— Start —
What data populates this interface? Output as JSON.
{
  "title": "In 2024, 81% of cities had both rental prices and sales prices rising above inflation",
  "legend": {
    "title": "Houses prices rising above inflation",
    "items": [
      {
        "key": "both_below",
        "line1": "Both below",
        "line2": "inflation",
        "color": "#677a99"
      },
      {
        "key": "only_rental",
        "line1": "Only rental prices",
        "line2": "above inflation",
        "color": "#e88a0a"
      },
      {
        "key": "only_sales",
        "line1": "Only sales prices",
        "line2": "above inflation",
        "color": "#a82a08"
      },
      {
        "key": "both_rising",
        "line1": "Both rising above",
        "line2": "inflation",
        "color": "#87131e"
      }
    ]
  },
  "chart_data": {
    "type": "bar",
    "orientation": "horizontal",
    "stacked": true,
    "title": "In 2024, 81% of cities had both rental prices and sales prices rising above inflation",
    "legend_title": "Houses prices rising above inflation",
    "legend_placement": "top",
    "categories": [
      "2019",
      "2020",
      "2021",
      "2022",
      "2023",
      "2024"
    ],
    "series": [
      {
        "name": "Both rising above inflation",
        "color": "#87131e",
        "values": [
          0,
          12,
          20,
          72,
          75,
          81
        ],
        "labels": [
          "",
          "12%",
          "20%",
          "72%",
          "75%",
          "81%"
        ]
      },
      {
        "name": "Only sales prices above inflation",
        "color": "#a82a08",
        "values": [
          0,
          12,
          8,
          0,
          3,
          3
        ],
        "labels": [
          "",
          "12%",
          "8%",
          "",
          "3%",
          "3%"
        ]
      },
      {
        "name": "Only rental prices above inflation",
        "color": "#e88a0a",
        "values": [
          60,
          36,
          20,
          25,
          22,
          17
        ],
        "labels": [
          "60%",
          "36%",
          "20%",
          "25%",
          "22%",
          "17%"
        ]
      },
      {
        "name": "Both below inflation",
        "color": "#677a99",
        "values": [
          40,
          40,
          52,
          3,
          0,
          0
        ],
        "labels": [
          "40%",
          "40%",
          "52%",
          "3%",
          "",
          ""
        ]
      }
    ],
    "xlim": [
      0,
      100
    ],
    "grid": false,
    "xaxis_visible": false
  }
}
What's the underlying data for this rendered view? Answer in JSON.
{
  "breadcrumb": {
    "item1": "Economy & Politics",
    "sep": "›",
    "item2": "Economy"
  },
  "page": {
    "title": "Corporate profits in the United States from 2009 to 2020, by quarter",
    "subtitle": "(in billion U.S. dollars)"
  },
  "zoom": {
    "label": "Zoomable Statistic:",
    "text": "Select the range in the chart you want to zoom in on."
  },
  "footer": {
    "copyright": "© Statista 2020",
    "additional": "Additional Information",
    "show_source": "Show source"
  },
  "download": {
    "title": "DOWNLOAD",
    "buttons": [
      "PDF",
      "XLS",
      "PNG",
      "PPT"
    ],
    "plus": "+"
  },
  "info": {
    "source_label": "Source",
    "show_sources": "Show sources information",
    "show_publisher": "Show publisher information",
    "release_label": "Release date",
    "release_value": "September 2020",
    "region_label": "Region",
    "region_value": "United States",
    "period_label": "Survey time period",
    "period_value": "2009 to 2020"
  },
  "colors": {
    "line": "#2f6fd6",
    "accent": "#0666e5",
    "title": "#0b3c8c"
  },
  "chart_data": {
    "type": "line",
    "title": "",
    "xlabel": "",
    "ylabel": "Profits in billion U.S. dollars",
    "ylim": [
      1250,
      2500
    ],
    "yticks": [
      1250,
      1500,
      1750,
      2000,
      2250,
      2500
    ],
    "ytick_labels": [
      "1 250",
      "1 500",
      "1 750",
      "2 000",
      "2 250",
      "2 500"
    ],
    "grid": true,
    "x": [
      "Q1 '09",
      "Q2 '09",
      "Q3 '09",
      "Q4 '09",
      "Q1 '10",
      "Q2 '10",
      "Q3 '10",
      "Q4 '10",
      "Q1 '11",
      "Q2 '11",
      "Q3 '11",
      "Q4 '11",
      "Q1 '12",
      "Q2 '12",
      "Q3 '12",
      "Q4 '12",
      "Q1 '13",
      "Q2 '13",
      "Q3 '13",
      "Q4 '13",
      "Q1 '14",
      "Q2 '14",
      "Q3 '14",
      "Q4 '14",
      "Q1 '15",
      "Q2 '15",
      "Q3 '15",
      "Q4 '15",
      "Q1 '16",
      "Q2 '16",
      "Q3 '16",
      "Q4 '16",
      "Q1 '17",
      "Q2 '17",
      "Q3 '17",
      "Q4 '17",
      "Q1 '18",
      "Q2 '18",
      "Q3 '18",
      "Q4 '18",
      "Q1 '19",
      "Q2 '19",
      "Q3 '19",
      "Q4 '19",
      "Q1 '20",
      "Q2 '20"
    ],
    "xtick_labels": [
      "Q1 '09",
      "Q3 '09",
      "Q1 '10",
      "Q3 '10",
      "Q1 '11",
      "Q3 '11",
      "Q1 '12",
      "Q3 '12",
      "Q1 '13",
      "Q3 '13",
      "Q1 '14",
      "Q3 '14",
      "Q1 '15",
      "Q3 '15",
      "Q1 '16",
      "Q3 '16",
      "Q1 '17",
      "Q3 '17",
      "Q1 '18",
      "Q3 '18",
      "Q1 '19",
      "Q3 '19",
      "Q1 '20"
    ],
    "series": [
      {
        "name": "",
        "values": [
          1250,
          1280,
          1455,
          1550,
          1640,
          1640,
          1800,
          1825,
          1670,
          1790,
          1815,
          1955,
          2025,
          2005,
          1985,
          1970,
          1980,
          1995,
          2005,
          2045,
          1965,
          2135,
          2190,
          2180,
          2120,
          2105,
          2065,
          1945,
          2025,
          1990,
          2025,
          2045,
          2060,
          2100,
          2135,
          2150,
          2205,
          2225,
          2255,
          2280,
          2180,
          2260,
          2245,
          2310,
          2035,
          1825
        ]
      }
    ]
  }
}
— End —
* [What you have to do]
Reproduce the complete data exactly as presented above.

* [Task solution]
What data populates this interface? Output as JSON.
{
  "title": "In 2024, 81% of cities had both rental prices and sales prices rising above inflation",
  "legend": {
    "title": "Houses prices rising above inflation",
    "items": [
      {
        "key": "both_below",
        "line1": "Both below",
        "line2": "inflation",
        "color": "#677a99"
      },
      {
        "key": "only_rental",
        "line1": "Only rental prices",
        "line2": "above inflation",
        "color": "#e88a0a"
      },
      {
        "key": "only_sales",
        "line1": "Only sales prices",
        "line2": "above inflation",
        "color": "#a82a08"
      },
      {
        "key": "both_rising",
        "line1": "Both rising above",
        "line2": "inflation",
        "color": "#87131e"
      }
    ]
  },
  "chart_data": {
    "type": "bar",
    "orientation": "horizontal",
    "stacked": true,
    "title": "In 2024, 81% of cities had both rental prices and sales prices rising above inflation",
    "legend_title": "Houses prices rising above inflation",
    "legend_placement": "top",
    "categories": [
      "2019",
      "2020",
      "2021",
      "2022",
      "2023",
      "2024"
    ],
    "series": [
      {
        "name": "Both rising above inflation",
        "color": "#87131e",
        "values": [
          0,
          12,
          20,
          72,
          75,
          81
        ],
        "labels": [
          "",
          "12%",
          "20%",
          "72%",
          "75%",
          "81%"
        ]
      },
      {
        "name": "Only sales prices above inflation",
        "color": "#a82a08",
        "values": [
          0,
          12,
          8,
          0,
          3,
          3
        ],
        "labels": [
          "",
          "12%",
          "8%",
          "",
          "3%",
          "3%"
        ]
      },
      {
        "name": "Only rental prices above inflation",
        "color": "#e88a0a",
        "values": [
          60,
          36,
          20,
          25,
          22,
          17
        ],
        "labels": [
          "60%",
          "36%",
          "20%",
          "25%",
          "22%",
          "17%"
        ]
      },
      {
        "name": "Both below inflation",
        "color": "#677a99",
        "values": [
          40,
          40,
          52,
          3,
          0,
          0
        ],
        "labels": [
          "40%",
          "40%",
          "52%",
          "3%",
          "",
          ""
        ]
      }
    ],
    "xlim": [
      0,
      100
    ],
    "grid": false,
    "xaxis_visible": false
  }
}
What's the underlying data for this rendered view? Answer in JSON.
{
  "breadcrumb": {
    "item1": "Economy & Politics",
    "sep": "›",
    "item2": "Economy"
  },
  "page": {
    "title": "Corporate profits in the United States from 2009 to 2020, by quarter",
    "subtitle": "(in billion U.S. dollars)"
  },
  "zoom": {
    "label": "Zoomable Statistic:",
    "text": "Select the range in the chart you want to zoom in on."
  },
  "footer": {
    "copyright": "© Statista 2020",
    "additional": "Additional Information",
    "show_source": "Show source"
  },
  "download": {
    "title": "DOWNLOAD",
    "buttons": [
      "PDF",
      "XLS",
      "PNG",
      "PPT"
    ],
    "plus": "+"
  },
  "info": {
    "source_label": "Source",
    "show_sources": "Show sources information",
    "show_publisher": "Show publisher information",
    "release_label": "Release date",
    "release_value": "September 2020",
    "region_label": "Region",
    "region_value": "United States",
    "period_label": "Survey time period",
    "period_value": "2009 to 2020"
  },
  "colors": {
    "line": "#2f6fd6",
    "accent": "#0666e5",
    "title": "#0b3c8c"
  },
  "chart_data": {
    "type": "line",
    "title": "",
    "xlabel": "",
    "ylabel": "Profits in billion U.S. dollars",
    "ylim": [
      1250,
      2500
    ],
    "yticks": [
      1250,
      1500,
      1750,
      2000,
      2250,
      2500
    ],
    "ytick_labels": [
      "1 250",
      "1 500",
      "1 750",
      "2 000",
      "2 250",
      "2 500"
    ],
    "grid": true,
    "x": [
      "Q1 '09",
      "Q2 '09",
      "Q3 '09",
      "Q4 '09",
      "Q1 '10",
      "Q2 '10",
      "Q3 '10",
      "Q4 '10",
      "Q1 '11",
      "Q2 '11",
      "Q3 '11",
      "Q4 '11",
      "Q1 '12",
      "Q2 '12",
      "Q3 '12",
      "Q4 '12",
      "Q1 '13",
      "Q2 '13",
      "Q3 '13",
      "Q4 '13",
      "Q1 '14",
      "Q2 '14",
      "Q3 '14",
      "Q4 '14",
      "Q1 '15",
      "Q2 '15",
      "Q3 '15",
      "Q4 '15",
      "Q1 '16",
      "Q2 '16",
      "Q3 '16",
      "Q4 '16",
      "Q1 '17",
      "Q2 '17",
      "Q3 '17",
      "Q4 '17",
      "Q1 '18",
      "Q2 '18",
      "Q3 '18",
      "Q4 '18",
      "Q1 '19",
      "Q2 '19",
      "Q3 '19",
      "Q4 '19",
      "Q1 '20",
      "Q2 '20"
    ],
    "xtick_labels": [
      "Q1 '09",
      "Q3 '09",
      "Q1 '10",
      "Q3 '10",
      "Q1 '11",
      "Q3 '11",
      "Q1 '12",
      "Q3 '12",
      "Q1 '13",
      "Q3 '13",
      "Q1 '14",
      "Q3 '14",
      "Q1 '15",
      "Q3 '15",
      "Q1 '16",
      "Q3 '16",
      "Q1 '17",
      "Q3 '17",
      "Q1 '18",
      "Q3 '18",
      "Q1 '19",
      "Q3 '19",
      "Q1 '20"
    ],
    "series": [
      {
        "name": "",
        "values": [
          1250,
          1280,
          1455,
          1550,
          1640,
          1640,
          1800,
          1825,
          1670,
          1790,
          1815,
          1955,
          2025,
          2005,
          1985,
          1970,
          1980,
          1995,
          2005,
          2045,
          1965,
          2135,
          2190,
          2180,
          2120,
          2105,
          2065,
          1945,
          2025,
          1990,
          2025,
          2045,
          2060,
          2100,
          2135,
          2150,
          2205,
          2225,
          2255,
          2280,
          2180,
          2260,
          2245,
          2310,
          2035,
          1825
        ]
      }
    ]
  }
}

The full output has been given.